━━━ Extract to read

In connection with the Stock Purchase Agreement, the Registrant entered into and closed a Lock-Up Agreement (the “Lock-Up Agreement”) with the Seller, pursuant to which the Seller has agreed the issuance of Option Price Shares to be issued to the Seller upon the Registrant’s exercise of the Option will be subject to lock up provisions such that the Option Price Shares will be held in escrow and  remitted to the Seller on occurrence of the following events: (i) 50% of the Option Price Shares will be remitted to the Seller following a period of three months when the average market price of the traded shares of the Registrant is at least $3.50 per share based on a 12 to 1 forward split to be effectuated by the Registrant within ninety days of the closing of the Stock Purchase Agreement, subject to shareholder approval (the “Forward Split”), (ii) 100% of the Option Price Shares will be remitted to the Seller following a period of three months when the average market price of the traded shares of the Registrant is at least $5.00 upon giving effect to the Forward Split, (iii) on termination of the Lock-Up Agreement, 100% of the Option Price Shares will be remitted to the Seller, or (iv) on the day the Registrant’s stock gets registered on NASDAQ or any major exchange, 100% of the Option Price Shares will be remitted to the Seller. This brief description of the Lock-Up Agreement is only a summary of the material terms and is qualified in its entirety by reference to the full text of the Lock-Up Agreement as attached to this Current Report on Form 8-K as Exhibit 10.3.

━━━━━━
━━━ Source excerpt

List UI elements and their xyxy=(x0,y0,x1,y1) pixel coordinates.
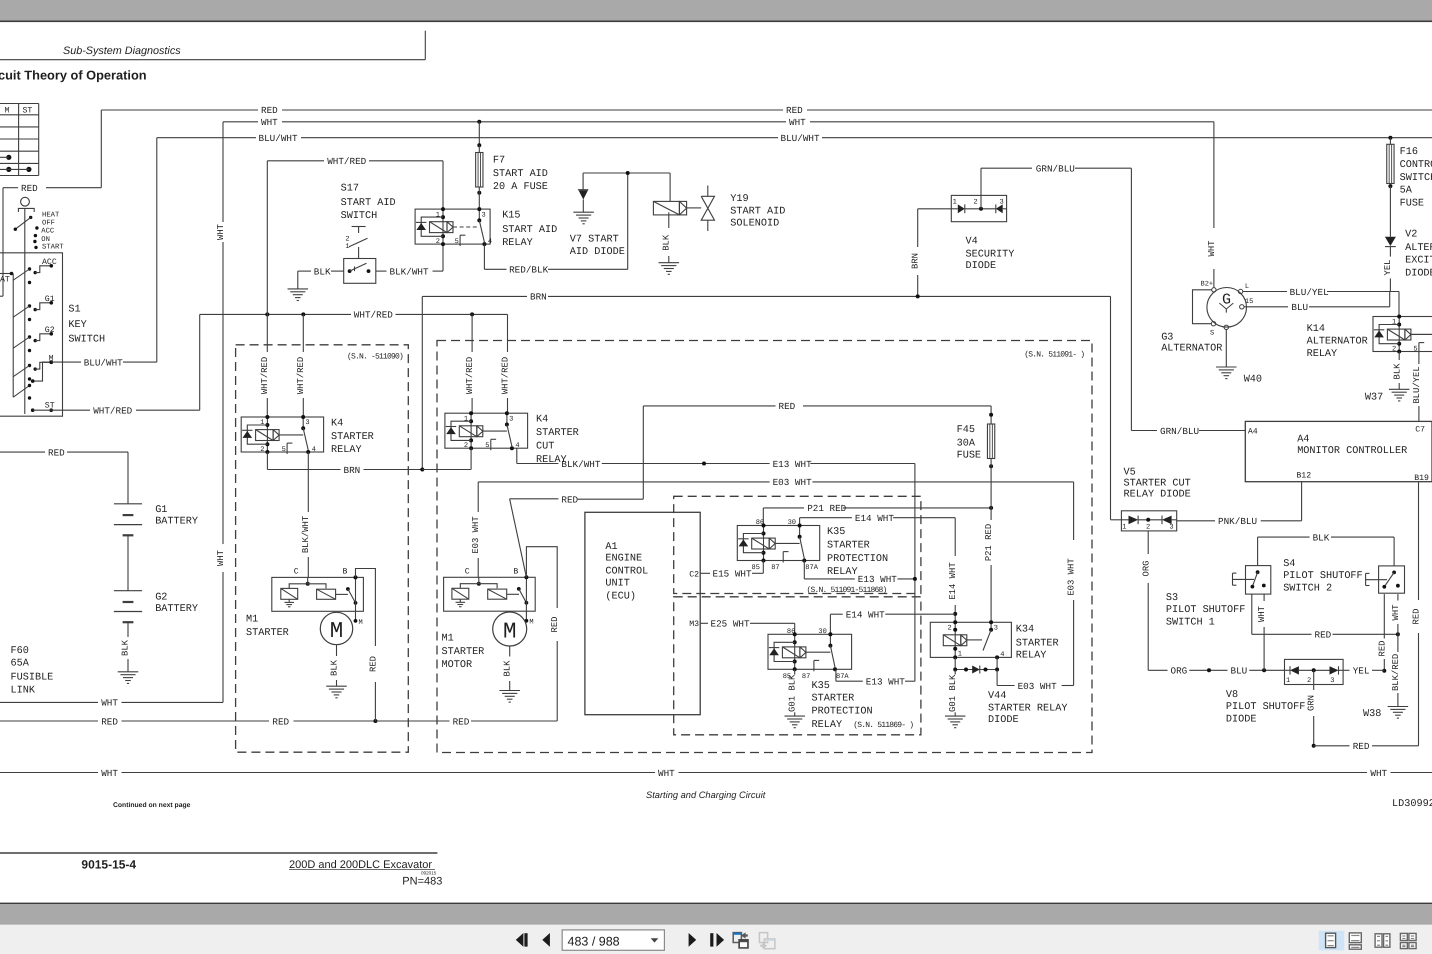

━━━━━━

Stated problem: In the filing excerpt on the Lock-Up Agreement, why will the Option Price Shares go into escrow instead of straight to the Seller? Explain in one to three sentences.

Answer to this task: In the Lock-Up Agreement, the Seller agreed that Option Price Shares issued when the Registrant exercises the Option will be subject to lock-up provisions. Under those provisions, the shares stay in escrow and go to the Seller only on one of the listed events. These events are the average market price holding at $3.50 or $5.00 per share for three months (after the Forward Split), termination of the agreement, or registration of the Registrant's stock on NASDAQ or another major exchange.